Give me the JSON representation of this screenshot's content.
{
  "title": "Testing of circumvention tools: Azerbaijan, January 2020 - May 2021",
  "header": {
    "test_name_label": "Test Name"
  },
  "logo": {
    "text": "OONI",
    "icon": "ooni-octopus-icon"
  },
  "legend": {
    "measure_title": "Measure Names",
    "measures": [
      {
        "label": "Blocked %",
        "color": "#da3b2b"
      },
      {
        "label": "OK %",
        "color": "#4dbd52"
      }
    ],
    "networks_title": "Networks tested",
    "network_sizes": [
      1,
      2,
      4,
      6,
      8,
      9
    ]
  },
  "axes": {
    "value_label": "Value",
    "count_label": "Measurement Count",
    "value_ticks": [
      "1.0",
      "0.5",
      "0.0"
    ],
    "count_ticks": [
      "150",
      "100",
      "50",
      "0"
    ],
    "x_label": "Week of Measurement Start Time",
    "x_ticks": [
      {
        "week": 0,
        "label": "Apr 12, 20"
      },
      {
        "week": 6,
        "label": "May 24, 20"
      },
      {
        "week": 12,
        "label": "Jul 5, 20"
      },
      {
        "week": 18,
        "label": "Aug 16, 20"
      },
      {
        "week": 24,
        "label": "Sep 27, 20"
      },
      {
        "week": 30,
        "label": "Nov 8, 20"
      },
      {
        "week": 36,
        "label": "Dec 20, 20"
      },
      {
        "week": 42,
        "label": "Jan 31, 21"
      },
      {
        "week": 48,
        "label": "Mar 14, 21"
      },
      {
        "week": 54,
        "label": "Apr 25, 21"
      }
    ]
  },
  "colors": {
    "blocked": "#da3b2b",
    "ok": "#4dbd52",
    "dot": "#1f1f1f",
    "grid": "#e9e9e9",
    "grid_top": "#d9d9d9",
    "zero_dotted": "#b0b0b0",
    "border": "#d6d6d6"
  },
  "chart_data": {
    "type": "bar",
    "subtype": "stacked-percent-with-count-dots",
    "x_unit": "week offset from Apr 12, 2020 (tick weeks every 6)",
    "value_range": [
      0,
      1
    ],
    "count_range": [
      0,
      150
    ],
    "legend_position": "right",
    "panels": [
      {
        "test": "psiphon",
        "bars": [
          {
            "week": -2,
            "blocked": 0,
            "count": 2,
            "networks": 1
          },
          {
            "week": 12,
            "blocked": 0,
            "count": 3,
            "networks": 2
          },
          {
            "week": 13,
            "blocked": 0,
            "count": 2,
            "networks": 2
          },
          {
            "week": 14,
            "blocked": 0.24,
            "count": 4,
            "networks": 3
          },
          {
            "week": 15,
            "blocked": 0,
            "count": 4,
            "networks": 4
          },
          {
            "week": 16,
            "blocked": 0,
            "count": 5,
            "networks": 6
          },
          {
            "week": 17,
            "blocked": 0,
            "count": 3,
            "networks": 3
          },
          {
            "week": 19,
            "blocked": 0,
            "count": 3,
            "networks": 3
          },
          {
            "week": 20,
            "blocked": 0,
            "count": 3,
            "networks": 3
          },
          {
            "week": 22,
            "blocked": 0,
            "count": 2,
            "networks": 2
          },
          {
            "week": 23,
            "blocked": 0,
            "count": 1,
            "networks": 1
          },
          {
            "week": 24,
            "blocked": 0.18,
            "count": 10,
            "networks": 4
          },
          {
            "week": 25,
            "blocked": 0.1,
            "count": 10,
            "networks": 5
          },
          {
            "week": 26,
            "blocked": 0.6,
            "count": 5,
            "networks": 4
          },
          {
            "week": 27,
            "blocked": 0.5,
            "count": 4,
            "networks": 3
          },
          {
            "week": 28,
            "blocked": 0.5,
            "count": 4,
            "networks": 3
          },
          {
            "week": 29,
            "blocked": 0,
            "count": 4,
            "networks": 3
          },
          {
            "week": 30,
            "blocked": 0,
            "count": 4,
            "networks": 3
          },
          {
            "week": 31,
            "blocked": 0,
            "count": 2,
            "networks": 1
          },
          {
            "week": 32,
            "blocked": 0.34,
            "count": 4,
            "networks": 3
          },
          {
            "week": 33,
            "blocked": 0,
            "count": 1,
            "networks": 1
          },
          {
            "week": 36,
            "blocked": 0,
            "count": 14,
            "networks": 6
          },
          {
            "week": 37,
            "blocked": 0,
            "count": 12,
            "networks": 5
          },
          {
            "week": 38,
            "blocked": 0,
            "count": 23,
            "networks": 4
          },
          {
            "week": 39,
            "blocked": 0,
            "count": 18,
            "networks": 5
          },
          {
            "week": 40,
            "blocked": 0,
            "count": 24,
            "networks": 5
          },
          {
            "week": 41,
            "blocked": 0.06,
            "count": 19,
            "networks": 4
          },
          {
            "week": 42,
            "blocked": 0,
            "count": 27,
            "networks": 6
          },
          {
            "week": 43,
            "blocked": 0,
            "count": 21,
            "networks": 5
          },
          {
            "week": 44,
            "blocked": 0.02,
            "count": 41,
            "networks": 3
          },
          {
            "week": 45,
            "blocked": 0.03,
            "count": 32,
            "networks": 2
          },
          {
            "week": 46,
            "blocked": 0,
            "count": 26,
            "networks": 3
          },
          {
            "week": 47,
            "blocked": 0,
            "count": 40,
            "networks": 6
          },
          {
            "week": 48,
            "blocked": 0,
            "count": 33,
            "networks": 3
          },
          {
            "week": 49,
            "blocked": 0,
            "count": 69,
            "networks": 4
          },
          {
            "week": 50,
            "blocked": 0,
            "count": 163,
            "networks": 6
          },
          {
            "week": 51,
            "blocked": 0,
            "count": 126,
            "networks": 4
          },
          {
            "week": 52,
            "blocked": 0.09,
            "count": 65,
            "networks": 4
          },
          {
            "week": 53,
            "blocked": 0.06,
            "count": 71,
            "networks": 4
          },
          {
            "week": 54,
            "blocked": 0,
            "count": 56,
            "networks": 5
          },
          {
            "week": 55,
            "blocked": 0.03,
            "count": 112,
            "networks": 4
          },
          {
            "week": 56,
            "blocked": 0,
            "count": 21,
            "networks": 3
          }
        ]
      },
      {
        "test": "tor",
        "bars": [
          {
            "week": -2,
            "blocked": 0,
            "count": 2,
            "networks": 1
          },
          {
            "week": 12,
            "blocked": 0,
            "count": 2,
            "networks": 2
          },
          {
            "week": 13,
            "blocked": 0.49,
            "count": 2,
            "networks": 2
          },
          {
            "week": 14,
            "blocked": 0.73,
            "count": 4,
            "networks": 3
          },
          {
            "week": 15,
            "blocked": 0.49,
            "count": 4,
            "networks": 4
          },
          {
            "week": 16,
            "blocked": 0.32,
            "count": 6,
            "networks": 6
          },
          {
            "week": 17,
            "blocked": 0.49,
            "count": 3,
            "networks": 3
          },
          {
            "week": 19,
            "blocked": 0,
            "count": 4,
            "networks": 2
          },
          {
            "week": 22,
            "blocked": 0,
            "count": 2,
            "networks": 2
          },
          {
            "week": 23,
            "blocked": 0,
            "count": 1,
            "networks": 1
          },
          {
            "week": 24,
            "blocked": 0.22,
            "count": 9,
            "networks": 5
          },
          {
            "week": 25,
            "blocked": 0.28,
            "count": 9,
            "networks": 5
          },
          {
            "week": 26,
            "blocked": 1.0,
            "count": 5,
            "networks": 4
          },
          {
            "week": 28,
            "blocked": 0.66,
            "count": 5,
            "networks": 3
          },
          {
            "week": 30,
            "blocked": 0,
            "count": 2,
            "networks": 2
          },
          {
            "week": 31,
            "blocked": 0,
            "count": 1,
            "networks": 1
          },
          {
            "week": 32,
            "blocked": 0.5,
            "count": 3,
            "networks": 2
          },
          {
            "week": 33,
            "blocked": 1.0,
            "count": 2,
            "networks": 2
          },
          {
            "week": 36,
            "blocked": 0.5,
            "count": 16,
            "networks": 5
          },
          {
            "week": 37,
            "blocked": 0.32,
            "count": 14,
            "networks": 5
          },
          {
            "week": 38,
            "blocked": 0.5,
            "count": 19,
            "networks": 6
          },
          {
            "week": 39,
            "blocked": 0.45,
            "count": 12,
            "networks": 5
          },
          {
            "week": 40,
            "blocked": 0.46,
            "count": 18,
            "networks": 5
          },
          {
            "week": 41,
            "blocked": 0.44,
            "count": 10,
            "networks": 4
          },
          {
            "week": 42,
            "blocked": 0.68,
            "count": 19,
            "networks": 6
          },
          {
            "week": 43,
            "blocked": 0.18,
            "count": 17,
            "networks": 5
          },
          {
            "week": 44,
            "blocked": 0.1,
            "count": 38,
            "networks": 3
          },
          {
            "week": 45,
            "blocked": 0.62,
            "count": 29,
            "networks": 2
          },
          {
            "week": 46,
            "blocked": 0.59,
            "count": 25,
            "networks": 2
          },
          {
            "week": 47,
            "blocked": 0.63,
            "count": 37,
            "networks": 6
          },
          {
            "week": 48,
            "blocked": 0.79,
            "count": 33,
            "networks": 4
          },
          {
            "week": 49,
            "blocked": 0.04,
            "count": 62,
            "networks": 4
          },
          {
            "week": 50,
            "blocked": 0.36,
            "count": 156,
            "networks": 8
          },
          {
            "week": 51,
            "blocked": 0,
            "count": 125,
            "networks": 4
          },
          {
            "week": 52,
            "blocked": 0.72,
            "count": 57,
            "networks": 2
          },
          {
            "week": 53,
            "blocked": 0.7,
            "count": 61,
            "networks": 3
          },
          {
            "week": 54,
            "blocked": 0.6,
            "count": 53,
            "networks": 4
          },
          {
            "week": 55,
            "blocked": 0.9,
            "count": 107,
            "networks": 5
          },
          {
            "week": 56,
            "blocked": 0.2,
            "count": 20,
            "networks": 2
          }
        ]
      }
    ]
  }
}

EXERCISE AIM | Only lines with the string "Measurement" belong in your answer; copy each one.

CORRECT ANSWER |
    "count_label": "Measurement Count",
    "x_label": "Week of Measurement Start Time",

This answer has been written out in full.